GIVEN INSTRUCTION
Single out the lines of the material that contain "Select" and copy them.

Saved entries
◆ ◆ ◆
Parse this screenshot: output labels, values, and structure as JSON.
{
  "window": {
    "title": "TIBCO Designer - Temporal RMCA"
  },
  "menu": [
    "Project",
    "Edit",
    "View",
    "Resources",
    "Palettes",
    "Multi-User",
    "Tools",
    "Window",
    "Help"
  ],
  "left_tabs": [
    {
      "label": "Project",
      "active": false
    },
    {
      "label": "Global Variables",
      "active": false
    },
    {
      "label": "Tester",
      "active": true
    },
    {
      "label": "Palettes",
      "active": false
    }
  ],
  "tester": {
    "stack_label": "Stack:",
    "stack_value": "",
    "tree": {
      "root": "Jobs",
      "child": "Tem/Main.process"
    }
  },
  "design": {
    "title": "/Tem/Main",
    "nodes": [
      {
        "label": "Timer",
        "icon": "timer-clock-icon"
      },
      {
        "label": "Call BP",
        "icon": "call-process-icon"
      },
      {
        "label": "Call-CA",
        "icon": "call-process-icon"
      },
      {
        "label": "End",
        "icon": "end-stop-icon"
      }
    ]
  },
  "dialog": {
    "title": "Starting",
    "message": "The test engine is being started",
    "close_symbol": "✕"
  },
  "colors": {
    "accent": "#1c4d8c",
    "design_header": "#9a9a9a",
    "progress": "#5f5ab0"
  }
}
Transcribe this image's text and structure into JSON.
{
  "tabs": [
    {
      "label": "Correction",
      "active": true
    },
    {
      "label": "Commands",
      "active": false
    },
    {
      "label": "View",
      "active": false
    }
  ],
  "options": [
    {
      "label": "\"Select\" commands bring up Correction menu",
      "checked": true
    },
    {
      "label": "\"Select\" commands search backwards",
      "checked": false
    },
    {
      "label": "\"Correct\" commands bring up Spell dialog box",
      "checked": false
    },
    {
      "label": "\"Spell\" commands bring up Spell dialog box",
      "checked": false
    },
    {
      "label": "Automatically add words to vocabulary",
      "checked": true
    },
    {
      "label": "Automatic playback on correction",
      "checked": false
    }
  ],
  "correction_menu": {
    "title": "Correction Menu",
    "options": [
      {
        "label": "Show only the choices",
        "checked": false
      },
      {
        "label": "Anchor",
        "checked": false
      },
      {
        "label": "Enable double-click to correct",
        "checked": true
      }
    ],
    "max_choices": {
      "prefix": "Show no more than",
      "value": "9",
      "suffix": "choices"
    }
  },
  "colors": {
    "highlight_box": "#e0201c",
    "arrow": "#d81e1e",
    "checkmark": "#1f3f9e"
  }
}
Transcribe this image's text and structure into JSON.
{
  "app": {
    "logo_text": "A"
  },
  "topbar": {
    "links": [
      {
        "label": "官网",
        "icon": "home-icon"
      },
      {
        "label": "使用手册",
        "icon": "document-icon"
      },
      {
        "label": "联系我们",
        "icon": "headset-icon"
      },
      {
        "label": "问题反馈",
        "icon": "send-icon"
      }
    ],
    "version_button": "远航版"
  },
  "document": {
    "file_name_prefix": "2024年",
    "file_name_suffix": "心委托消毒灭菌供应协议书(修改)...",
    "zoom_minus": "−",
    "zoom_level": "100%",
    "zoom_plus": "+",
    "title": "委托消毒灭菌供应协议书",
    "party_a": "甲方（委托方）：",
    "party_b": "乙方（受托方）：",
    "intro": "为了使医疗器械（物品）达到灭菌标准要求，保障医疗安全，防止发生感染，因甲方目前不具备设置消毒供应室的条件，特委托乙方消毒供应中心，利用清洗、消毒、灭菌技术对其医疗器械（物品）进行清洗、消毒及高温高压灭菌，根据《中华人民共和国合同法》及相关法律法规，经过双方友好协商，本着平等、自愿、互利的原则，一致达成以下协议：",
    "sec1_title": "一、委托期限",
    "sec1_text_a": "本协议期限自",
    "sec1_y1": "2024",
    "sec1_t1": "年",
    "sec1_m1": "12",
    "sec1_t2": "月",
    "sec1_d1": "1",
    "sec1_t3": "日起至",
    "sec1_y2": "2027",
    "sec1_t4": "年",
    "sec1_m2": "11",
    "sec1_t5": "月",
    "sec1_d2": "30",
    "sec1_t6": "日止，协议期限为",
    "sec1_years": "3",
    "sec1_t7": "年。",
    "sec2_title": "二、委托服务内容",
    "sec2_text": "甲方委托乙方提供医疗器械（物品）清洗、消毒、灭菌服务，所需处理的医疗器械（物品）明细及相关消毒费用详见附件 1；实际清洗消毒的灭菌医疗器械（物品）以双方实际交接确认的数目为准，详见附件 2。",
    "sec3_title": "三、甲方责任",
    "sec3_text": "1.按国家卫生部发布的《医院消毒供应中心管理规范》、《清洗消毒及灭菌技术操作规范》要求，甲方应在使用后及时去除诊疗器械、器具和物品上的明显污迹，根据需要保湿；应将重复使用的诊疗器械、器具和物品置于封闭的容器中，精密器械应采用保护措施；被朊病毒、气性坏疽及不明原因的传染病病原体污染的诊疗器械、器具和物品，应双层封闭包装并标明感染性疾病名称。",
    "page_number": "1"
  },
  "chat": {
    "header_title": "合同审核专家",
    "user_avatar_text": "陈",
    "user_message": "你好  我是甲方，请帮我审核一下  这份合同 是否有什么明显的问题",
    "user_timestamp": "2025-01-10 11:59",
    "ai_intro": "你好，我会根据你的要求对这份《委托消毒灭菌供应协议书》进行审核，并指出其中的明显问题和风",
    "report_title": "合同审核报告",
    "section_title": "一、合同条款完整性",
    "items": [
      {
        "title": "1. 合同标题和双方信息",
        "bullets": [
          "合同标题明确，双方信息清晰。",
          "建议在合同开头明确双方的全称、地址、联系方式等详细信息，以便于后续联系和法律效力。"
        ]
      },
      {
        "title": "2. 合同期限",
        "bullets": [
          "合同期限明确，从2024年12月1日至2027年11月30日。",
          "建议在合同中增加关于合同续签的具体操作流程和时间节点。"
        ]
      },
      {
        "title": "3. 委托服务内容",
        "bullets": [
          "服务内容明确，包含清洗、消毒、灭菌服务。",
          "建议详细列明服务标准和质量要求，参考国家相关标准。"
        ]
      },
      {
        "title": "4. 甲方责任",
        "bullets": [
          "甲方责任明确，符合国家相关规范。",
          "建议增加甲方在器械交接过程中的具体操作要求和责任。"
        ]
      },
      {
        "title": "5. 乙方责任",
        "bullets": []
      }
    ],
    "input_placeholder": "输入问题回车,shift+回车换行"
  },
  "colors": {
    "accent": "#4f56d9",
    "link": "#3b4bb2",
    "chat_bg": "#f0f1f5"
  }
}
◆ ◆ ◆
EXERCISE RESULT
      "label": "\"Select\" commands bring up Correction menu",
      "label": "\"Select\" commands search backwards",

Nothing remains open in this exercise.